[GOAL]:
Restate each of the lines given below, word for word.

---------- LISTED ENTRIES

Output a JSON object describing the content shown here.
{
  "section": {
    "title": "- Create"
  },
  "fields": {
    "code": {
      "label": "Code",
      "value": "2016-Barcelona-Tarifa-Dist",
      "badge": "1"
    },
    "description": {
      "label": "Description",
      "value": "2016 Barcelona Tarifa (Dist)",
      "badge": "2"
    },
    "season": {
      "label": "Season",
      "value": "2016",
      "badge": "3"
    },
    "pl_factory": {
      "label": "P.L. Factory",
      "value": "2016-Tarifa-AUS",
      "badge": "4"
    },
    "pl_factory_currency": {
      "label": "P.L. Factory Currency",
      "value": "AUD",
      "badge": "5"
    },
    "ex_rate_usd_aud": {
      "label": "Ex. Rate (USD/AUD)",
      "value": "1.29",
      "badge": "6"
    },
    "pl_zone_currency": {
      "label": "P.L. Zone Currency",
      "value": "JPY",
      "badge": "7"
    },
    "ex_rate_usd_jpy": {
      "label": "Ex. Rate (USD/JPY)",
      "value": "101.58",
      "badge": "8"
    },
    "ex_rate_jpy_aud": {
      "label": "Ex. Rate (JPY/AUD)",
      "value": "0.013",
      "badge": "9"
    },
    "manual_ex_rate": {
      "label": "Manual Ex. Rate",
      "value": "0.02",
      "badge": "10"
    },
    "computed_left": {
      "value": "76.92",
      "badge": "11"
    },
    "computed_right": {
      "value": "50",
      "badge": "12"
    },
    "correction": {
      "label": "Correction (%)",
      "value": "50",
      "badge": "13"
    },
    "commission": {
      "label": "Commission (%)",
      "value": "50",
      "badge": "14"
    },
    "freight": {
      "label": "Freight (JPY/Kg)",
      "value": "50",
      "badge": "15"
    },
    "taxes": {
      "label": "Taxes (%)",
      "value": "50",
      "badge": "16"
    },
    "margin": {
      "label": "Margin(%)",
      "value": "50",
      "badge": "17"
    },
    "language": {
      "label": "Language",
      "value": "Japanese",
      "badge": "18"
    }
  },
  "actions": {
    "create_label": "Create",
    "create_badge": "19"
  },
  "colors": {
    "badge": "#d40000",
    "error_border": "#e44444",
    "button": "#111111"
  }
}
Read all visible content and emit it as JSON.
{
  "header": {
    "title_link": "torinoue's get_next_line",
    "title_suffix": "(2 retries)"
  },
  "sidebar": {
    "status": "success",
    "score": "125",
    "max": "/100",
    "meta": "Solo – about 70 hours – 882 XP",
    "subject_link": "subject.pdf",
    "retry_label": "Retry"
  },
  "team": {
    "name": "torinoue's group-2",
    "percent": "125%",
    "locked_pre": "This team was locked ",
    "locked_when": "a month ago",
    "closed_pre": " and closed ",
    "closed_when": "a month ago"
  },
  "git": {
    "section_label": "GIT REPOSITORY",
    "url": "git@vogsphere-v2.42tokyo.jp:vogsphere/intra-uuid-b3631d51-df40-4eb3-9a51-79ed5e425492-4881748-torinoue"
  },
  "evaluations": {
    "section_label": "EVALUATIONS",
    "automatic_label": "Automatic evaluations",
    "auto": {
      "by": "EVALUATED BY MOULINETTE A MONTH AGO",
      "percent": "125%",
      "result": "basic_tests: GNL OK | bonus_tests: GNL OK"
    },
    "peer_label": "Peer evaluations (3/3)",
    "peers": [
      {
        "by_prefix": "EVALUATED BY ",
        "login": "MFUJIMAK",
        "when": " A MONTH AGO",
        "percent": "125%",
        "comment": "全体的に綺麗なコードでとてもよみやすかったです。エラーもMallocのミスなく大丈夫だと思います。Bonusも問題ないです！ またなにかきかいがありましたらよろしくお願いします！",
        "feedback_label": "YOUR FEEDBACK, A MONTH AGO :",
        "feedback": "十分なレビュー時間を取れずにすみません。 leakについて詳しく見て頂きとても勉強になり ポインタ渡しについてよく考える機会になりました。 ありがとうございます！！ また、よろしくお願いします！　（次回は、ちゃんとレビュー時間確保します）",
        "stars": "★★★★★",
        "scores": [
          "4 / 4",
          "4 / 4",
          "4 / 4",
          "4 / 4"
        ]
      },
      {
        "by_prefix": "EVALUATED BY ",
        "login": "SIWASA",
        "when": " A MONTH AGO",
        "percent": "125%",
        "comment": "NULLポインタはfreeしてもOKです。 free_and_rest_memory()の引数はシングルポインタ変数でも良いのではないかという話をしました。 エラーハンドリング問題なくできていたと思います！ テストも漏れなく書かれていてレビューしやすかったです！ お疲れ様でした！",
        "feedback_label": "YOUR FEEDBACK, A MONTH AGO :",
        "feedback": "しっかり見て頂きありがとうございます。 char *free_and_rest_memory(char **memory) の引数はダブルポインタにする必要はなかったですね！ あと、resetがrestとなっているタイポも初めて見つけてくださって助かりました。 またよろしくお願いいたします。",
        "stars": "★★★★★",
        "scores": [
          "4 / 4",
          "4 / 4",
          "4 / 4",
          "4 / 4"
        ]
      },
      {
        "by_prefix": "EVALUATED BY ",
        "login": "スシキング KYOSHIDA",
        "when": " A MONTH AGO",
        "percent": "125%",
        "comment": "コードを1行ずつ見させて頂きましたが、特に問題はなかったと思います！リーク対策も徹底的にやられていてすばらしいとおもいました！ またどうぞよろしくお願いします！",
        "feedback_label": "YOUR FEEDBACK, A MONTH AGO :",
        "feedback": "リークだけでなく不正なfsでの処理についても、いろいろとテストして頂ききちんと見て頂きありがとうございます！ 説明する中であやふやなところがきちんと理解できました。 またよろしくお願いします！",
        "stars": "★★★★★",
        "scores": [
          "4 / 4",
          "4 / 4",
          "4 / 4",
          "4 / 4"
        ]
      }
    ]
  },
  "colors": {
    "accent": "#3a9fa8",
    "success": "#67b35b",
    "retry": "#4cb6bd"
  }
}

--------------------

[ANSWER TO THIS TASK]:
Output a JSON object describing the content shown here.
{
  "section": {
    "title": "- Create"
  },
  "fields": {
    "code": {
      "label": "Code",
      "value": "2016-Barcelona-Tarifa-Dist",
      "badge": "1"
    },
    "description": {
      "label": "Description",
      "value": "2016 Barcelona Tarifa (Dist)",
      "badge": "2"
    },
    "season": {
      "label": "Season",
      "value": "2016",
      "badge": "3"
    },
    "pl_factory": {
      "label": "P.L. Factory",
      "value": "2016-Tarifa-AUS",
      "badge": "4"
    },
    "pl_factory_currency": {
      "label": "P.L. Factory Currency",
      "value": "AUD",
      "badge": "5"
    },
    "ex_rate_usd_aud": {
      "label": "Ex. Rate (USD/AUD)",
      "value": "1.29",
      "badge": "6"
    },
    "pl_zone_currency": {
      "label": "P.L. Zone Currency",
      "value": "JPY",
      "badge": "7"
    },
    "ex_rate_usd_jpy": {
      "label": "Ex. Rate (USD/JPY)",
      "value": "101.58",
      "badge": "8"
    },
    "ex_rate_jpy_aud": {
      "label": "Ex. Rate (JPY/AUD)",
      "value": "0.013",
      "badge": "9"
    },
    "manual_ex_rate": {
      "label": "Manual Ex. Rate",
      "value": "0.02",
      "badge": "10"
    },
    "computed_left": {
      "value": "76.92",
      "badge": "11"
    },
    "computed_right": {
      "value": "50",
      "badge": "12"
    },
    "correction": {
      "label": "Correction (%)",
      "value": "50",
      "badge": "13"
    },
    "commission": {
      "label": "Commission (%)",
      "value": "50",
      "badge": "14"
    },
    "freight": {
      "label": "Freight (JPY/Kg)",
      "value": "50",
      "badge": "15"
    },
    "taxes": {
      "label": "Taxes (%)",
      "value": "50",
      "badge": "16"
    },
    "margin": {
      "label": "Margin(%)",
      "value": "50",
      "badge": "17"
    },
    "language": {
      "label": "Language",
      "value": "Japanese",
      "badge": "18"
    }
  },
  "actions": {
    "create_label": "Create",
    "create_badge": "19"
  },
  "colors": {
    "badge": "#d40000",
    "error_border": "#e44444",
    "button": "#111111"
  }
}
Read all visible content and emit it as JSON.
{
  "header": {
    "title_link": "torinoue's get_next_line",
    "title_suffix": "(2 retries)"
  },
  "sidebar": {
    "status": "success",
    "score": "125",
    "max": "/100",
    "meta": "Solo – about 70 hours – 882 XP",
    "subject_link": "subject.pdf",
    "retry_label": "Retry"
  },
  "team": {
    "name": "torinoue's group-2",
    "percent": "125%",
    "locked_pre": "This team was locked ",
    "locked_when": "a month ago",
    "closed_pre": " and closed ",
    "closed_when": "a month ago"
  },
  "git": {
    "section_label": "GIT REPOSITORY",
    "url": "git@vogsphere-v2.42tokyo.jp:vogsphere/intra-uuid-b3631d51-df40-4eb3-9a51-79ed5e425492-4881748-torinoue"
  },
  "evaluations": {
    "section_label": "EVALUATIONS",
    "automatic_label": "Automatic evaluations",
    "auto": {
      "by": "EVALUATED BY MOULINETTE A MONTH AGO",
      "percent": "125%",
      "result": "basic_tests: GNL OK | bonus_tests: GNL OK"
    },
    "peer_label": "Peer evaluations (3/3)",
    "peers": [
      {
        "by_prefix": "EVALUATED BY ",
        "login": "MFUJIMAK",
        "when": " A MONTH AGO",
        "percent": "125%",
        "comment": "全体的に綺麗なコードでとてもよみやすかったです。エラーもMallocのミスなく大丈夫だと思います。Bonusも問題ないです！ またなにかきかいがありましたらよろしくお願いします！",
        "feedback_label": "YOUR FEEDBACK, A MONTH AGO :",
        "feedback": "十分なレビュー時間を取れずにすみません。 leakについて詳しく見て頂きとても勉強になり ポインタ渡しについてよく考える機会になりました。 ありがとうございます！！ また、よろしくお願いします！　（次回は、ちゃんとレビュー時間確保します）",
        "stars": "★★★★★",
        "scores": [
          "4 / 4",
          "4 / 4",
          "4 / 4",
          "4 / 4"
        ]
      },
      {
        "by_prefix": "EVALUATED BY ",
        "login": "SIWASA",
        "when": " A MONTH AGO",
        "percent": "125%",
        "comment": "NULLポインタはfreeしてもOKです。 free_and_rest_memory()の引数はシングルポインタ変数でも良いのではないかという話をしました。 エラーハンドリング問題なくできていたと思います！ テストも漏れなく書かれていてレビューしやすかったです！ お疲れ様でした！",
        "feedback_label": "YOUR FEEDBACK, A MONTH AGO :",
        "feedback": "しっかり見て頂きありがとうございます。 char *free_and_rest_memory(char **memory) の引数はダブルポインタにする必要はなかったですね！ あと、resetがrestとなっているタイポも初めて見つけてくださって助かりました。 またよろしくお願いいたします。",
        "stars": "★★★★★",
        "scores": [
          "4 / 4",
          "4 / 4",
          "4 / 4",
          "4 / 4"
        ]
      },
      {
        "by_prefix": "EVALUATED BY ",
        "login": "スシキング KYOSHIDA",
        "when": " A MONTH AGO",
        "percent": "125%",
        "comment": "コードを1行ずつ見させて頂きましたが、特に問題はなかったと思います！リーク対策も徹底的にやられていてすばらしいとおもいました！ またどうぞよろしくお願いします！",
        "feedback_label": "YOUR FEEDBACK, A MONTH AGO :",
        "feedback": "リークだけでなく不正なfsでの処理についても、いろいろとテストして頂ききちんと見て頂きありがとうございます！ 説明する中であやふやなところがきちんと理解できました。 またよろしくお願いします！",
        "stars": "★★★★★",
        "scores": [
          "4 / 4",
          "4 / 4",
          "4 / 4",
          "4 / 4"
        ]
      }
    ]
  },
  "colors": {
    "accent": "#3a9fa8",
    "success": "#67b35b",
    "retry": "#4cb6bd"
  }
}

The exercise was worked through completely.